Work to do -> Wherever a line holds the string "sessions", copy that line.

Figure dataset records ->
## BEGIN
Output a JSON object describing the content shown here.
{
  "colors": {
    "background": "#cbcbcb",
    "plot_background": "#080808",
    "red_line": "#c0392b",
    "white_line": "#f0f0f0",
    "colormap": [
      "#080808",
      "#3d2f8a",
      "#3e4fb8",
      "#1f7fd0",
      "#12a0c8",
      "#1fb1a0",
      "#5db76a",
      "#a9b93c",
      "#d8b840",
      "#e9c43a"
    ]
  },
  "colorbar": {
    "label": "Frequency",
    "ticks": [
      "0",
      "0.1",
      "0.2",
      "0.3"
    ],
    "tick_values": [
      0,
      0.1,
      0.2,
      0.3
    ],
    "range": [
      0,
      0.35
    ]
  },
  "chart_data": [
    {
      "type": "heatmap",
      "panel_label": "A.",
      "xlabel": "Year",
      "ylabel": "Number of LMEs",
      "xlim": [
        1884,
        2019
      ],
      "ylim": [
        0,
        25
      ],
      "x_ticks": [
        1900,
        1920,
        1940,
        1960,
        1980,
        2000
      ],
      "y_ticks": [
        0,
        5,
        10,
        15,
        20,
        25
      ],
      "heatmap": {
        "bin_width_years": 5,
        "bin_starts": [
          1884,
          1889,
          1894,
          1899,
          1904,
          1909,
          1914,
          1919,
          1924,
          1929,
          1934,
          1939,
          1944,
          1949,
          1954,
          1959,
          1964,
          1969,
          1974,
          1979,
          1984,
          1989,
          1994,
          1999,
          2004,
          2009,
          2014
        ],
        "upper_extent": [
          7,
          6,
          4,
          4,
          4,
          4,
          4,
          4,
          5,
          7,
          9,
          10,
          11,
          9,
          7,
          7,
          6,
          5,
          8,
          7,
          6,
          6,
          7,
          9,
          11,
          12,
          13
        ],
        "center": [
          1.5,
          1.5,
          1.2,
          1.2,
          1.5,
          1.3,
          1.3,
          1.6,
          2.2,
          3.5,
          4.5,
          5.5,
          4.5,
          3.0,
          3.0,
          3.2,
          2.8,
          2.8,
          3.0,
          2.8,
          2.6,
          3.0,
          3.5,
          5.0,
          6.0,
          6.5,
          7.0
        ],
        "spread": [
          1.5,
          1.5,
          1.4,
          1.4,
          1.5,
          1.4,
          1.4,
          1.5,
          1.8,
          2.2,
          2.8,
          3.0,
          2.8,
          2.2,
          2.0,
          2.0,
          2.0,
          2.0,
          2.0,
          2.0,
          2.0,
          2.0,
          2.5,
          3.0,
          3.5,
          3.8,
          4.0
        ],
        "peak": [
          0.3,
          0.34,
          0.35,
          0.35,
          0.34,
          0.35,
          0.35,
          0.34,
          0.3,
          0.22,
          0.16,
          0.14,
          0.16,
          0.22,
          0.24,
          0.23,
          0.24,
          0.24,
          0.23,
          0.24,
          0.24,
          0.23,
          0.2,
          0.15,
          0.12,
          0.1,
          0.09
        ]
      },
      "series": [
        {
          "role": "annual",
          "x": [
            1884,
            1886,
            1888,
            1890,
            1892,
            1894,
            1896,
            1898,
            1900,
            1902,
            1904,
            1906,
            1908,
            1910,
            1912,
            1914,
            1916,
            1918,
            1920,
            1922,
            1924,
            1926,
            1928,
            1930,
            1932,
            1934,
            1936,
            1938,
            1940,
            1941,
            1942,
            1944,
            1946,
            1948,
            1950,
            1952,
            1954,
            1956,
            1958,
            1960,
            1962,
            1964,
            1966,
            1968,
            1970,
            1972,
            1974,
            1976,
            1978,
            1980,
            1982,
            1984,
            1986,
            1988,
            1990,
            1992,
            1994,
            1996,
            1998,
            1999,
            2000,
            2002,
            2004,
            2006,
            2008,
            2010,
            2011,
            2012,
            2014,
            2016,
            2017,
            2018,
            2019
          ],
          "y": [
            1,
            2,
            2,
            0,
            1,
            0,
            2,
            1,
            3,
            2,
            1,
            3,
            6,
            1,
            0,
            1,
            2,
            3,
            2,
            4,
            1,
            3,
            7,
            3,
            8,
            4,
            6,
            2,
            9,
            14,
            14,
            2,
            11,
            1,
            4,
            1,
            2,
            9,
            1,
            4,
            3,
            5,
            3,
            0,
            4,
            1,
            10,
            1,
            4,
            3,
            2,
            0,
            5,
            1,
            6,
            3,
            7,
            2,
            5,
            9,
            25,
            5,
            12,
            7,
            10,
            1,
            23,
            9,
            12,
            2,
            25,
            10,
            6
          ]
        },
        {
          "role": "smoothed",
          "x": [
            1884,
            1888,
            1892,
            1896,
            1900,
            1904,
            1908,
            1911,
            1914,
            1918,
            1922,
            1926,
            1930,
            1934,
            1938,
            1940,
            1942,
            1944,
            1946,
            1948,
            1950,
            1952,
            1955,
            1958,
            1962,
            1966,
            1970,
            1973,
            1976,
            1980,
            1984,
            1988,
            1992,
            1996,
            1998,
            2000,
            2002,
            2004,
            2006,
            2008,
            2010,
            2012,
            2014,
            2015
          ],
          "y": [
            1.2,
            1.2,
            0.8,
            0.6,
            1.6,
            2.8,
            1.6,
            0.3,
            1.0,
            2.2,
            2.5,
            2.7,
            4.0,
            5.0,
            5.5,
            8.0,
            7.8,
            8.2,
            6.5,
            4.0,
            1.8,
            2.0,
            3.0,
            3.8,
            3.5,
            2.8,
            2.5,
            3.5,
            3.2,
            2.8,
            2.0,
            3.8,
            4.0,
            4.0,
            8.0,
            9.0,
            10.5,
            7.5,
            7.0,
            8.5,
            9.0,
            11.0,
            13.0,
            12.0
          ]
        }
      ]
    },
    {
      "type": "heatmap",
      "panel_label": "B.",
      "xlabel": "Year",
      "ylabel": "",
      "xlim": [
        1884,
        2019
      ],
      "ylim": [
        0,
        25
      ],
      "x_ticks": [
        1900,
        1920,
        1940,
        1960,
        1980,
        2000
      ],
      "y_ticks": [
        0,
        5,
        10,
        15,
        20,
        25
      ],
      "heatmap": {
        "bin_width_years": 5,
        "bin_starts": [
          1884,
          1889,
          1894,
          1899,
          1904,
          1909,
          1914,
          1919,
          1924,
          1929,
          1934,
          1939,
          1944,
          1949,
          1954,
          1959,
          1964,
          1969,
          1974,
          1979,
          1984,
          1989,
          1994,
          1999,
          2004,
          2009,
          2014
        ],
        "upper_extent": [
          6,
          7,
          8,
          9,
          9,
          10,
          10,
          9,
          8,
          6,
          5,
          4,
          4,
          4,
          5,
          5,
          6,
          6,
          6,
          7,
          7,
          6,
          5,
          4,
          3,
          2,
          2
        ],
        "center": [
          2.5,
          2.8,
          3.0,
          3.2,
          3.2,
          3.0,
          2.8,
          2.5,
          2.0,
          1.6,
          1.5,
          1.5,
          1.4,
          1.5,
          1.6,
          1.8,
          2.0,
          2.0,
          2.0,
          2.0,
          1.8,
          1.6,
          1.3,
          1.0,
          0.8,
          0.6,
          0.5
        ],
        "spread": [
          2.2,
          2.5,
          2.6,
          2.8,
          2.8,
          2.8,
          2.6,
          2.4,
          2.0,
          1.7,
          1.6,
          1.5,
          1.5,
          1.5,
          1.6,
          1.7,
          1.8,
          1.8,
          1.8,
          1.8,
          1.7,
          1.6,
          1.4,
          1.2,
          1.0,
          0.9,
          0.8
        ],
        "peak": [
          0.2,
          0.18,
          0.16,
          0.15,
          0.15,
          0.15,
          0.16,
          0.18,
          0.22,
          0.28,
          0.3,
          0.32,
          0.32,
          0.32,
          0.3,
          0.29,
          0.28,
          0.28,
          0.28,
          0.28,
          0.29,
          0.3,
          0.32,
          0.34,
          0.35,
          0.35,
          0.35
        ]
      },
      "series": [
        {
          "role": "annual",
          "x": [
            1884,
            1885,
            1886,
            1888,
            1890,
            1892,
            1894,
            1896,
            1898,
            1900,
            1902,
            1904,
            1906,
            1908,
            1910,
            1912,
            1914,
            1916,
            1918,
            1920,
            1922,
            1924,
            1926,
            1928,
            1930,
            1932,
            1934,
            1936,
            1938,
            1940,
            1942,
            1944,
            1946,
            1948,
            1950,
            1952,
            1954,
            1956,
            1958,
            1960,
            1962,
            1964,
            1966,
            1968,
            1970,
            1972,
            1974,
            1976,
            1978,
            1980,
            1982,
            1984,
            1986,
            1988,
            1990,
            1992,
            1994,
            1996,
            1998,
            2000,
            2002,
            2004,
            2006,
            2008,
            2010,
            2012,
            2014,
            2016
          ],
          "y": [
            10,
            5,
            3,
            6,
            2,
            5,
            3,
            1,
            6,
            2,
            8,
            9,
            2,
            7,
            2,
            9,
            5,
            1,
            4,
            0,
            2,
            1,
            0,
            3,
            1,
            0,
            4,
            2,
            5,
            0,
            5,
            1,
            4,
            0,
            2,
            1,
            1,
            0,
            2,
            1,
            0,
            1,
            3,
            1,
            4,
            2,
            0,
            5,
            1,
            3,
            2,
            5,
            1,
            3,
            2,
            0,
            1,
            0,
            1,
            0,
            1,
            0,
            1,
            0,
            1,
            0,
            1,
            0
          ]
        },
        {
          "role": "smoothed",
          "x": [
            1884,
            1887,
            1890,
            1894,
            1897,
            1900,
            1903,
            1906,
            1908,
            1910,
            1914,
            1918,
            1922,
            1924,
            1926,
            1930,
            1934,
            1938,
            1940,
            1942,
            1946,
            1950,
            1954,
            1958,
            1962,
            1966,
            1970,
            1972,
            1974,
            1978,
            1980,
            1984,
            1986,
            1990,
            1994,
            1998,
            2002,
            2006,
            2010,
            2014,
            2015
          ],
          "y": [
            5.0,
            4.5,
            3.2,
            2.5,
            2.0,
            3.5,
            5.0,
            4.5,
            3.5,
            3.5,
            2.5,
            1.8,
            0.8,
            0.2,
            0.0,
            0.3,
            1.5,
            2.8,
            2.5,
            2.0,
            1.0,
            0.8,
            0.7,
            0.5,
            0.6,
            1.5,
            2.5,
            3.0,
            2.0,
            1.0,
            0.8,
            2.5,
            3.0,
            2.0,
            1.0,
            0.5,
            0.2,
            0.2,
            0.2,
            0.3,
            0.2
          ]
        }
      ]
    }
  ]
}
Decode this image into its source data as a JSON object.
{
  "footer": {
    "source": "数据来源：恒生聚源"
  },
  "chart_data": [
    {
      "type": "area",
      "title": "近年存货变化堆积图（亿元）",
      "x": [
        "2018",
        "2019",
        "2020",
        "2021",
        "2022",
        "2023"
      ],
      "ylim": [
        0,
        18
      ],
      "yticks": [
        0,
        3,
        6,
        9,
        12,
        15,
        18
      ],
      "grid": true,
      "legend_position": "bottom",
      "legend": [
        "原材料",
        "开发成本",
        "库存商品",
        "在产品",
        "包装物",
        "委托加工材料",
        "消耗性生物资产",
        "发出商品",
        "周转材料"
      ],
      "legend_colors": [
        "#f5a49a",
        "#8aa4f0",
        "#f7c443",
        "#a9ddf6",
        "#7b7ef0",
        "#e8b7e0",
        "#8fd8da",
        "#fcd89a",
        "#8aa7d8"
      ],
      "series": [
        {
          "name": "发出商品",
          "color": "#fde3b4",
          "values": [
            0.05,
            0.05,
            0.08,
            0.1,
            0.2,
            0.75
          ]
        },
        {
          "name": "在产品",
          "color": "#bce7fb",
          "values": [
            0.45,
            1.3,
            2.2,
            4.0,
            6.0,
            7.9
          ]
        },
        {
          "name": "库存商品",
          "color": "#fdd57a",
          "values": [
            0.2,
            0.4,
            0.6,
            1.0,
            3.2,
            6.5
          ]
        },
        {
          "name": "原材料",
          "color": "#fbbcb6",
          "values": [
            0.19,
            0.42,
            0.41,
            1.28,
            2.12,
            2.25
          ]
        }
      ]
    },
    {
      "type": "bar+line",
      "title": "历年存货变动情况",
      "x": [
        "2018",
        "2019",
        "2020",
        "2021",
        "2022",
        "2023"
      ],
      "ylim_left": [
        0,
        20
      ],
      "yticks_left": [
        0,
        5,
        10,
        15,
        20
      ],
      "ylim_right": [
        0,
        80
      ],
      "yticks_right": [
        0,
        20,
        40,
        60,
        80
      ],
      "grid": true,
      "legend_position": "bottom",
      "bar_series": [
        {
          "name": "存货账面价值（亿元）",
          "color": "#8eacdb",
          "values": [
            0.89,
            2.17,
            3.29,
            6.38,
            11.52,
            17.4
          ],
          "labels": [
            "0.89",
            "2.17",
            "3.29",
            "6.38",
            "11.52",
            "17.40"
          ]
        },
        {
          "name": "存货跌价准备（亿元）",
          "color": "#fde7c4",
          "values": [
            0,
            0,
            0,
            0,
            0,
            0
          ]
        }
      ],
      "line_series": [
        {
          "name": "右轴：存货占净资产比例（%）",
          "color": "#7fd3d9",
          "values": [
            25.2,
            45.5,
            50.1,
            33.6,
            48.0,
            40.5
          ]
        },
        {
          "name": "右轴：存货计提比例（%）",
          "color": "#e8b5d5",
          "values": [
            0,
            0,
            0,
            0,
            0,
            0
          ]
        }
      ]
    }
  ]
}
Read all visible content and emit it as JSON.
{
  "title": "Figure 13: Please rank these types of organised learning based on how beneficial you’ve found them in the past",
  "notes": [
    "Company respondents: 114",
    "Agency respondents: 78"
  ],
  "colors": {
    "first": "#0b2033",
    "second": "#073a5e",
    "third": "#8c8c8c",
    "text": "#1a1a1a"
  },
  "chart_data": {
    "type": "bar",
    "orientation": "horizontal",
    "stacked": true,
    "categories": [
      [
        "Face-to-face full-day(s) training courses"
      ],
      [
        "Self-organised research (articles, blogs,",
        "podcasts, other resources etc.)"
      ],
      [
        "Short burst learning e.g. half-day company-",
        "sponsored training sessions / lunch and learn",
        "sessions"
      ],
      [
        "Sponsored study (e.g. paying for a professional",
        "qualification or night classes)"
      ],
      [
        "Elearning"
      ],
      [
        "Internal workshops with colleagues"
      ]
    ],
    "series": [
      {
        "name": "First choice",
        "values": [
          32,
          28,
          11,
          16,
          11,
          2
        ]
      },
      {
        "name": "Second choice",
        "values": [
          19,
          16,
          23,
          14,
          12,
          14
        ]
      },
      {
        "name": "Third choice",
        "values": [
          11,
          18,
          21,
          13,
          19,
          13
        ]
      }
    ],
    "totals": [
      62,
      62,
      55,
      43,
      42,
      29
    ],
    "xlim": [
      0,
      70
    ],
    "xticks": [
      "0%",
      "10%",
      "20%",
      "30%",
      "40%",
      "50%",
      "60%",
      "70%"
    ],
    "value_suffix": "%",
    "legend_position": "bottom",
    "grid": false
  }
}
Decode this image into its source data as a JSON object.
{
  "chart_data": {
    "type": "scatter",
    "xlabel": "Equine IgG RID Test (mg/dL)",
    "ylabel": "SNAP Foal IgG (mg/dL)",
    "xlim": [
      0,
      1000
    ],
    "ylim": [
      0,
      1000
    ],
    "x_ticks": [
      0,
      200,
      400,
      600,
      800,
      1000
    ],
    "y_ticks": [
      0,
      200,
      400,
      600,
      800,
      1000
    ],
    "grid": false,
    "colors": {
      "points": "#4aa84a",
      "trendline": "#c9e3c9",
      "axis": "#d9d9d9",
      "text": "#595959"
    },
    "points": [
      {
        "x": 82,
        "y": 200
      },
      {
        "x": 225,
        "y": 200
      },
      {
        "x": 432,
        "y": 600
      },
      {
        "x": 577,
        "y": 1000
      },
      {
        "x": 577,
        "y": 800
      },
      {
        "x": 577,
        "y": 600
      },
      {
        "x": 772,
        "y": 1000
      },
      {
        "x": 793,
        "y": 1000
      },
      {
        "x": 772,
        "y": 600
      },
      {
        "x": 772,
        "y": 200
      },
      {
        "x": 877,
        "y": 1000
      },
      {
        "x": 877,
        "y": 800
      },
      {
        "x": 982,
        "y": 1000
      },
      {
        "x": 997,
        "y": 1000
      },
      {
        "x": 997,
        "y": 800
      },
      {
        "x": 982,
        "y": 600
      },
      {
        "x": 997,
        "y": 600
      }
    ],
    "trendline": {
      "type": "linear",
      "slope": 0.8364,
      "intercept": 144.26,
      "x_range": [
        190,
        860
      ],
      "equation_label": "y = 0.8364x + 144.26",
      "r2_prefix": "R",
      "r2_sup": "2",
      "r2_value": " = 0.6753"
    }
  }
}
## END
Task result ->
        "sponsored training sessions / lunch and learn",
        "sessions"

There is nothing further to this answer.